--- Begin MATERIAL SHOWN ---
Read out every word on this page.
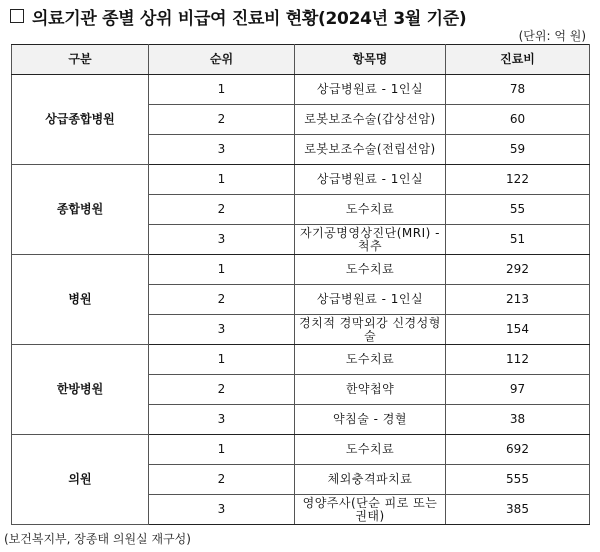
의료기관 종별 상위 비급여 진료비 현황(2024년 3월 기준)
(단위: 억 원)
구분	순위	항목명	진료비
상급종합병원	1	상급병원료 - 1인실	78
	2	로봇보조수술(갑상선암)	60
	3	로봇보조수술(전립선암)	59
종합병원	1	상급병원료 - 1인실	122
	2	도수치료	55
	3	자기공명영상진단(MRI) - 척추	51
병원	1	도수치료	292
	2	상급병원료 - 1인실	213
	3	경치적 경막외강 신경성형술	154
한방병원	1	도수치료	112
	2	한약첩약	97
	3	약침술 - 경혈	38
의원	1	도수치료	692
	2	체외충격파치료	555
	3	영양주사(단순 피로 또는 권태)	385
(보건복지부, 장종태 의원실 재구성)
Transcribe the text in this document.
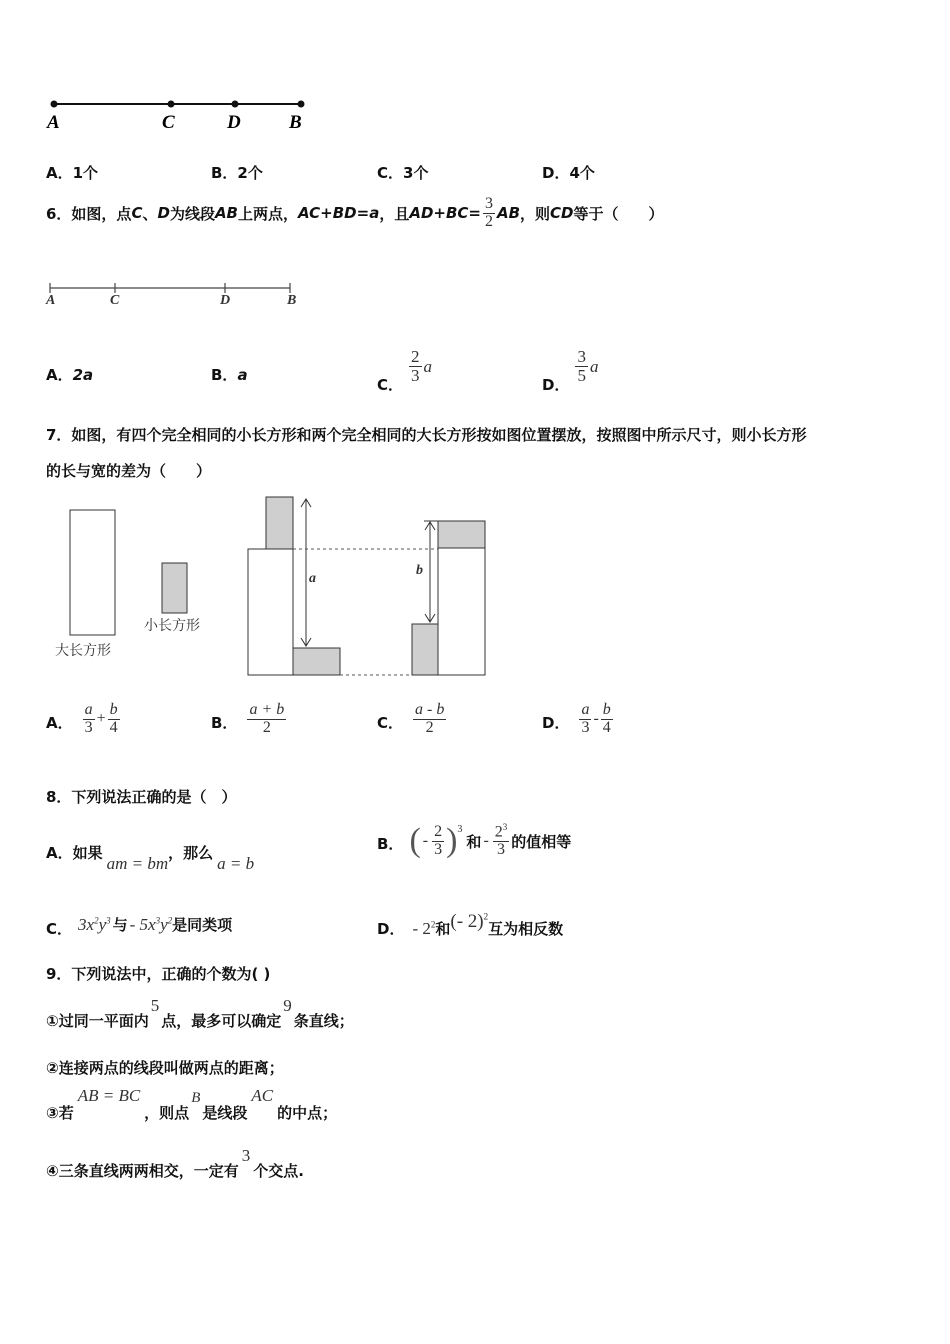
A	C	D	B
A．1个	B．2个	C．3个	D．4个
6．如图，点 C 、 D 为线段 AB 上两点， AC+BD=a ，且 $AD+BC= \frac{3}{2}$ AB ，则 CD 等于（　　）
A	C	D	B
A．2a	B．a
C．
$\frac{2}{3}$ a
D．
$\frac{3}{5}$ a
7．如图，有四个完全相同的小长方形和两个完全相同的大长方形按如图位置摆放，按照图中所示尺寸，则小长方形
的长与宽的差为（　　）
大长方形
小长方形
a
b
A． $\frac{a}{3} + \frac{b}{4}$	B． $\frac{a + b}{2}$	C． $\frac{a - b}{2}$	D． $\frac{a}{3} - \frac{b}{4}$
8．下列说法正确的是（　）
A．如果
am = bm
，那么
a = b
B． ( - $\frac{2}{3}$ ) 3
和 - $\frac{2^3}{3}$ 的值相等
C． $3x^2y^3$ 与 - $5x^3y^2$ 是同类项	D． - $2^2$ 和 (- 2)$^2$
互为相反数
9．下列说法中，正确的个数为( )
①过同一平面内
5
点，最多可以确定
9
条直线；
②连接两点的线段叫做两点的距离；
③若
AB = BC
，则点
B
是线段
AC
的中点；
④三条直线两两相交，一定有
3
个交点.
--- End MATERIAL SHOWN ---
WHAT THE TASK ASKS >>
Only the number is required: the count of lines containing the word "도수치료".

FINAL ANSWER >>
4